- Problems
1. In the excerpt on the Great Lakes peace accord, who are the UN and AU Special Envoys for the Great Lakes Region?
2. How would you render this sentence from the excerpt on the Great Lakes peace accord in Spanish: "Further, the envoys urged all involved that “these agreements are not used as a pretext for the emergence of new armed groups in the Kivus.”"
3. Carry on the excerpt on the Great Lakes peace accord from its final sentence.

- Excerpt
□ □ □ □ □

Welcoming last month’s peace accord, the Council also welcomed the progress made so far in the disarmament, demobilization, repatriation, resettlement and reintegration (DDRRR) programme, calling on those FDLR forces which have not taken part to do so.

In today’s statement, the body also voiced its grave concern about the ongoing uprooting of civilians and massive violations of human rights, especially of reports of widespread sexual violence and continued recruitment of children into armed groups, calling for an end to impunity for the perpetrators.

In a joint statement today, Olusegun Obasanjo and Benjamin Mkapa, the UN and AU Special Envoys for the Great Lakes Region, praised the courage of signatories of last month’s accord, reminding the parties that “rapid and faithful implementation is key to success, and urged them to fully implement the agreements, in accordance with their stated commitments and agreed timetable.”

Further, the envoys urged all involved that “these agreements are not used as a pretext for the emergence of new armed groups in the Kivus.”

□ □ □ □ □

- Dataset

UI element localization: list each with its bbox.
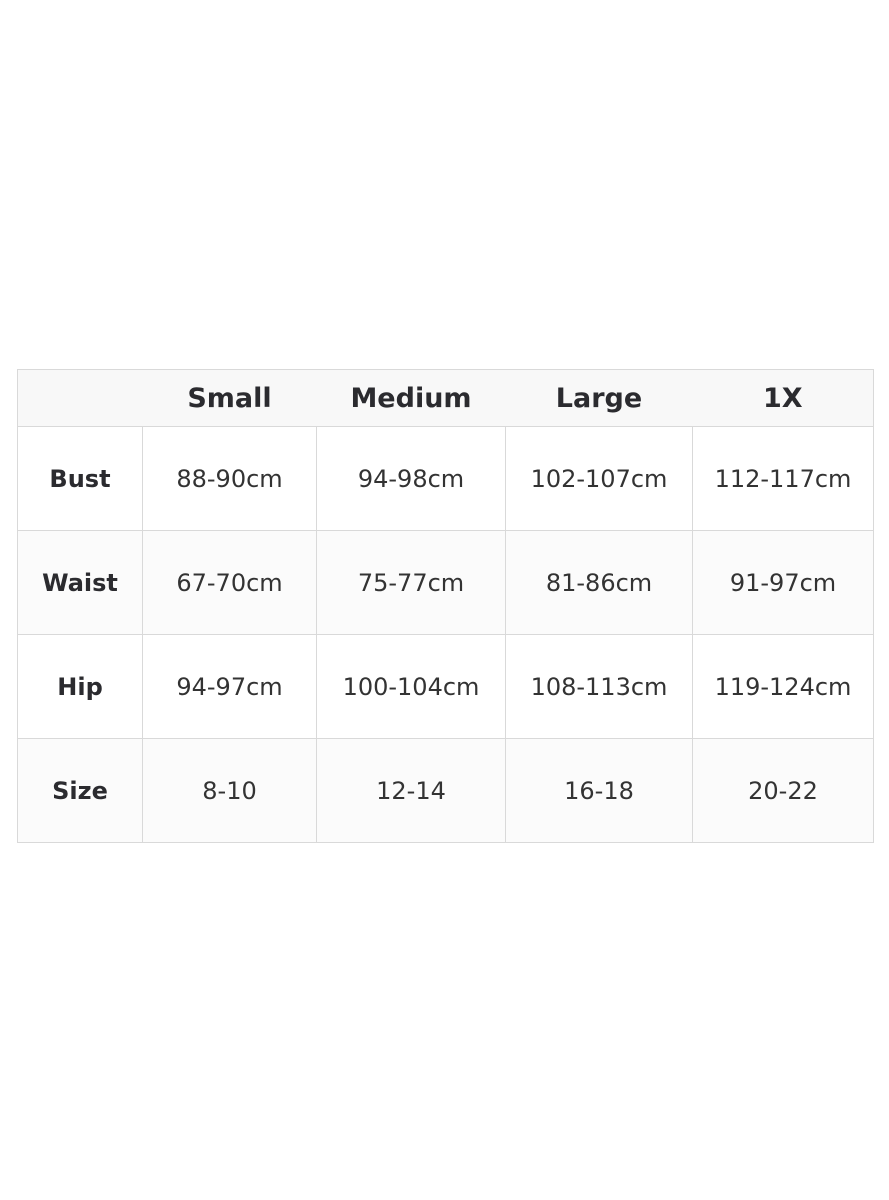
table-cell: 88-90cm — [142, 426, 317, 531]
table-cell: 112-117cm — [692, 426, 874, 531]
header-small: Small — [142, 369, 317, 427]
table-cell: 67-70cm — [142, 530, 317, 635]
size-chart-table: Small Medium Large 1X Bust 88-90cm 94-98… — [17, 369, 874, 843]
table-cell: 102-107cm — [505, 426, 693, 531]
row-label: Size — [17, 738, 143, 843]
table-row: Bust 88-90cm 94-98cm 102-107cm 112-117cm — [17, 426, 874, 531]
header-1x: 1X — [692, 369, 874, 427]
row-label: Hip — [17, 634, 143, 739]
table-cell: 8-10 — [142, 738, 317, 843]
table-cell: 20-22 — [692, 738, 874, 843]
table-cell: 91-97cm — [692, 530, 874, 635]
table-cell: 16-18 — [505, 738, 693, 843]
header-row: Small Medium Large 1X — [17, 369, 874, 427]
table-cell: 94-97cm — [142, 634, 317, 739]
table-row: Size 8-10 12-14 16-18 20-22 — [17, 738, 874, 843]
table-row: Waist 67-70cm 75-77cm 81-86cm 91-97cm — [17, 530, 874, 635]
table-cell: 119-124cm — [692, 634, 874, 739]
table-cell: 75-77cm — [316, 530, 506, 635]
header-medium: Medium — [316, 369, 506, 427]
row-label: Bust — [17, 426, 143, 531]
table-cell: 94-98cm — [316, 426, 506, 531]
row-label: Waist — [17, 530, 143, 635]
table-cell: 108-113cm — [505, 634, 693, 739]
table-cell: 81-86cm — [505, 530, 693, 635]
header-large: Large — [505, 369, 693, 427]
table-cell: 100-104cm — [316, 634, 506, 739]
table-cell: 12-14 — [316, 738, 506, 843]
table-row: Hip 94-97cm 100-104cm 108-113cm 119-124c… — [17, 634, 874, 739]
header-empty — [17, 369, 143, 427]
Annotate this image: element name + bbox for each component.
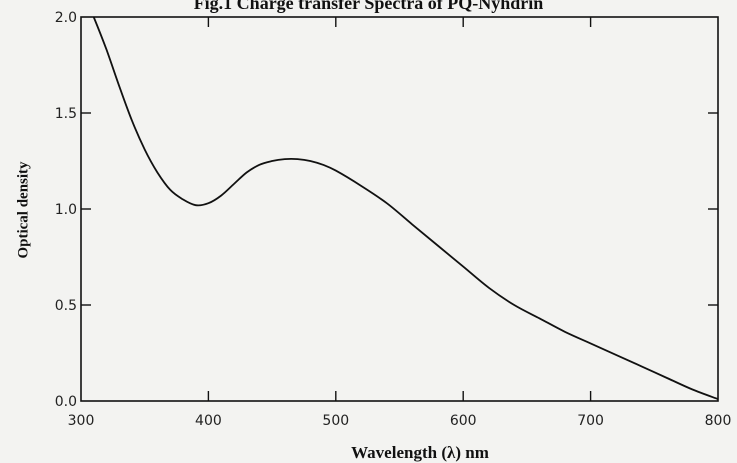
x-tick-label: 700 [577, 413, 604, 429]
y-tick-label: 1.0 [55, 202, 77, 218]
x-axis-ticks: 300 400 500 600 700 800 [68, 17, 732, 429]
y-tick-label: 2.0 [55, 10, 77, 26]
x-tick-label: 300 [68, 413, 95, 429]
y-axis-ticks: 0.0 0.5 1.0 1.5 2.0 [55, 10, 718, 410]
y-tick-label: 0.0 [55, 394, 77, 410]
y-axis-label: Optical density [15, 161, 32, 259]
spectrum-line [92, 16, 719, 400]
y-tick-label: 0.5 [55, 298, 77, 314]
chart-title: Fig.1 Charge transfer Spectra of PQ-Nyhd… [193, 0, 544, 13]
x-tick-label: 500 [322, 413, 349, 429]
plot-frame [80, 16, 719, 402]
x-axis-label: Wavelength (λ) nm [351, 443, 489, 462]
x-tick-label: 600 [450, 413, 477, 429]
y-tick-label: 1.5 [55, 106, 77, 122]
x-tick-label: 800 [705, 413, 732, 429]
x-tick-label: 400 [195, 413, 222, 429]
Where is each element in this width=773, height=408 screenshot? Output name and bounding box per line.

□ □ □ □ □

- Exercise responses
1. Olusegun Obasanjo and Benjamin Mkapa.

2. Además, los enviados instaron a todos los involucrados a que «estos acuerdos no se utilicen como pretexto para el surgimiento de nuevos grupos armados en los Kivus».

3.
A new wave of clashes has forced 30,000 people from their homes, according to the UN High Commissioner for Refugees (UNHCR). Fighting broke out on 31 March when a group calling itself the Popular Front for Justice in the Congo (FPJC) attacked villages in the Ituri district, also in eastern DRC. A few days later, the self-styled Revolutionary Front for Peace in the Ituri (FPRI), which refused to take part in the UN-AU peace talks and has been blamed for major human rights violations, launched a counter-attack in the area.

In today’s statement, the Special Envoys expressed concern over the new displacements, but said that they are confident that “improved relations of good neighbourliness and cooperation between the DRC and Rwanda will bode well for the future peace and development of the entire Great Lakes Region.”

They also stressed that “after years of conflict and humanitarian crisis, the region is now yearning for peace, and that the international community is expecting full implementation of the agreements.”